Write every entry out again exactly, please, and skip the pictures.
──────── RECORDS
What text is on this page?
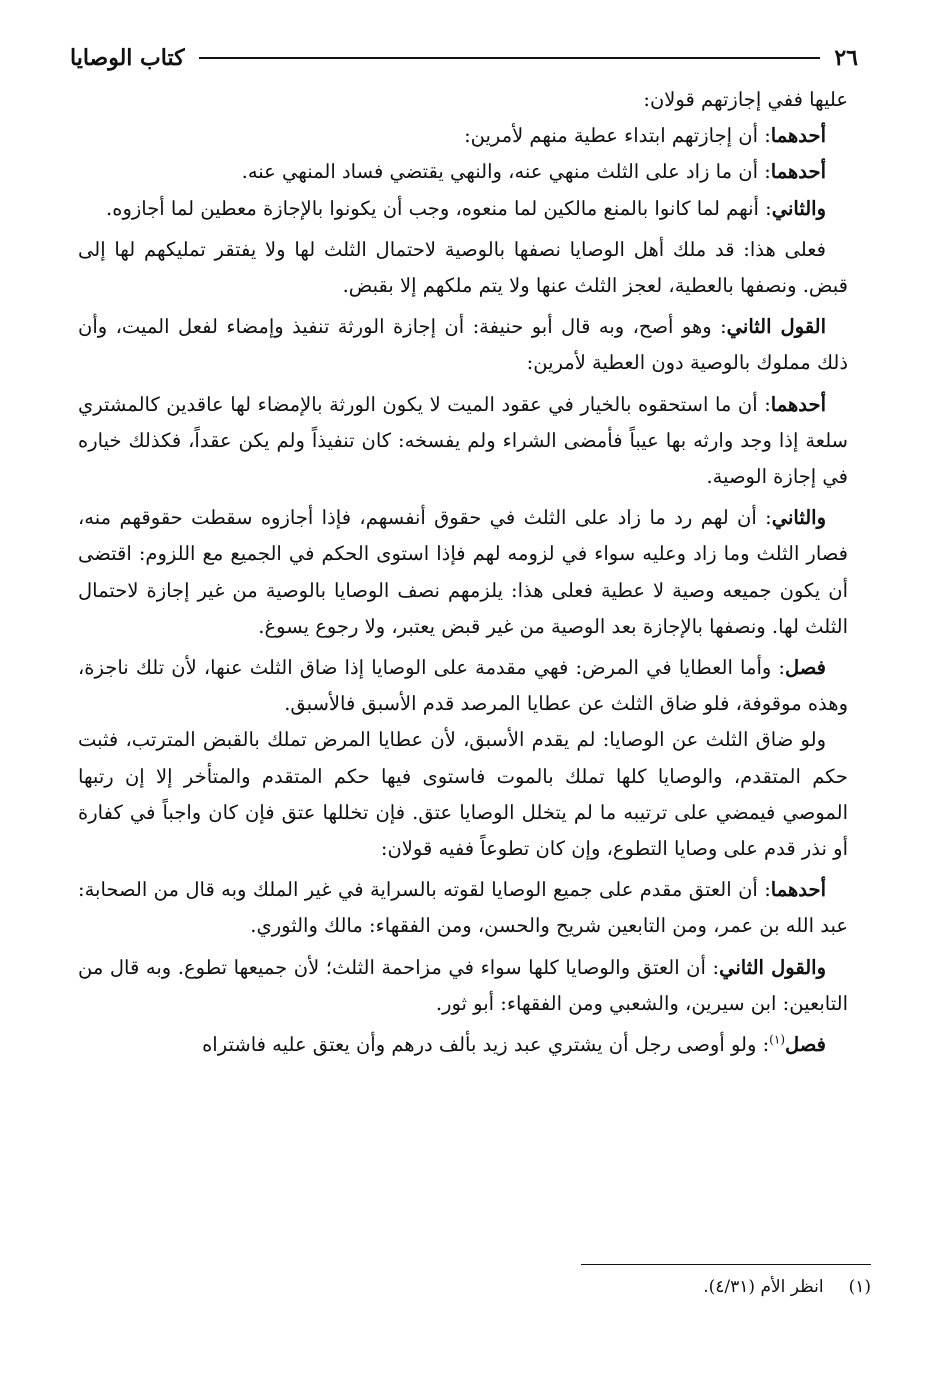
٢٦
كتاب الوصايا

عليها ففي إجازتهم قولان:

أحدهما: أن إجازتهم ابتداء عطية منهم لأمرين:

أحدهما: أن ما زاد على الثلث منهي عنه، والنهي يقتضي فساد المنهي عنه.

والثاني: أنهم لما كانوا بالمنع مالكين لما منعوه، وجب أن يكونوا بالإجازة معطين لما أجازوه.

فعلى هذا: قد ملك أهل الوصايا نصفها بالوصية لاحتمال الثلث لها ولا يفتقر تمليكهم لها إلى قبض. ونصفها بالعطية، لعجز الثلث عنها ولا يتم ملكهم إلا بقبض.

القول الثاني: وهو أصح، وبه قال أبو حنيفة: أن إجازة الورثة تنفيذ وإمضاء لفعل الميت، وأن ذلك مملوك بالوصية دون العطية لأمرين:

أحدهما: أن ما استحقوه بالخيار في عقود الميت لا يكون الورثة بالإمضاء لها عاقدين كالمشتري سلعة إذا وجد وارثه بها عيباً فأمضى الشراء ولم يفسخه: كان تنفيذاً ولم يكن عقداً، فكذلك خياره في إجازة الوصية.

والثاني: أن لهم رد ما زاد على الثلث في حقوق أنفسهم، فإذا أجازوه سقطت حقوقهم منه، فصار الثلث وما زاد وعليه سواء في لزومه لهم فإذا استوى الحكم في الجميع مع اللزوم: اقتضى أن يكون جميعه وصية لا عطية فعلى هذا: يلزمهم نصف الوصايا بالوصية من غير إجازة لاحتمال الثلث لها. ونصفها بالإجازة بعد الوصية من غير قبض يعتبر، ولا رجوع يسوغ.

فصل: وأما العطايا في المرض: فهي مقدمة على الوصايا إذا ضاق الثلث عنها، لأن تلك ناجزة، وهذه موقوفة، فلو ضاق الثلث عن عطايا المرصد قدم الأسبق فالأسبق.

ولو ضاق الثلث عن الوصايا: لم يقدم الأسبق، لأن عطايا المرض تملك بالقبض المترتب، فثبت حكم المتقدم، والوصايا كلها تملك بالموت فاستوى فيها حكم المتقدم والمتأخر إلا إن رتبها الموصي فيمضي على ترتيبه ما لم يتخلل الوصايا عتق. فإن تخللها عتق فإن كان واجباً في كفارة أو نذر قدم على وصايا التطوع، وإن كان تطوعاً ففيه قولان:

أحدهما: أن العتق مقدم على جميع الوصايا لقوته بالسراية في غير الملك وبه قال من الصحابة: عبد الله بن عمر، ومن التابعين شريح والحسن، ومن الفقهاء: مالك والثوري.

والقول الثاني: أن العتق والوصايا كلها سواء في مزاحمة الثلث؛ لأن جميعها تطوع. وبه قال من التابعين: ابن سيرين، والشعبي ومن الفقهاء: أبو ثور.

فصل$^{(١)}$: ولو أوصى رجل أن يشتري عبد زيد بألف درهم وأن يعتق عليه فاشتراه

(١) انظر الأم (٤/٣١).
────────────────
## COMPLETE OUTPUT
What text is on this page?
٢٦
كتاب الوصايا

عليها ففي إجازتهم قولان:

أحدهما: أن إجازتهم ابتداء عطية منهم لأمرين:

أحدهما: أن ما زاد على الثلث منهي عنه، والنهي يقتضي فساد المنهي عنه.

والثاني: أنهم لما كانوا بالمنع مالكين لما منعوه، وجب أن يكونوا بالإجازة معطين لما أجازوه.

فعلى هذا: قد ملك أهل الوصايا نصفها بالوصية لاحتمال الثلث لها ولا يفتقر تمليكهم لها إلى قبض. ونصفها بالعطية، لعجز الثلث عنها ولا يتم ملكهم إلا بقبض.

القول الثاني: وهو أصح، وبه قال أبو حنيفة: أن إجازة الورثة تنفيذ وإمضاء لفعل الميت، وأن ذلك مملوك بالوصية دون العطية لأمرين:

أحدهما: أن ما استحقوه بالخيار في عقود الميت لا يكون الورثة بالإمضاء لها عاقدين كالمشتري سلعة إذا وجد وارثه بها عيباً فأمضى الشراء ولم يفسخه: كان تنفيذاً ولم يكن عقداً، فكذلك خياره في إجازة الوصية.

والثاني: أن لهم رد ما زاد على الثلث في حقوق أنفسهم، فإذا أجازوه سقطت حقوقهم منه، فصار الثلث وما زاد وعليه سواء في لزومه لهم فإذا استوى الحكم في الجميع مع اللزوم: اقتضى أن يكون جميعه وصية لا عطية فعلى هذا: يلزمهم نصف الوصايا بالوصية من غير إجازة لاحتمال الثلث لها. ونصفها بالإجازة بعد الوصية من غير قبض يعتبر، ولا رجوع يسوغ.

فصل: وأما العطايا في المرض: فهي مقدمة على الوصايا إذا ضاق الثلث عنها، لأن تلك ناجزة، وهذه موقوفة، فلو ضاق الثلث عن عطايا المرصد قدم الأسبق فالأسبق.

ولو ضاق الثلث عن الوصايا: لم يقدم الأسبق، لأن عطايا المرض تملك بالقبض المترتب، فثبت حكم المتقدم، والوصايا كلها تملك بالموت فاستوى فيها حكم المتقدم والمتأخر إلا إن رتبها الموصي فيمضي على ترتيبه ما لم يتخلل الوصايا عتق. فإن تخللها عتق فإن كان واجباً في كفارة أو نذر قدم على وصايا التطوع، وإن كان تطوعاً ففيه قولان:

أحدهما: أن العتق مقدم على جميع الوصايا لقوته بالسراية في غير الملك وبه قال من الصحابة: عبد الله بن عمر، ومن التابعين شريح والحسن، ومن الفقهاء: مالك والثوري.

والقول الثاني: أن العتق والوصايا كلها سواء في مزاحمة الثلث؛ لأن جميعها تطوع. وبه قال من التابعين: ابن سيرين، والشعبي ومن الفقهاء: أبو ثور.

فصل$^{(١)}$: ولو أوصى رجل أن يشتري عبد زيد بألف درهم وأن يعتق عليه فاشتراه

(١) انظر الأم (٤/٣١).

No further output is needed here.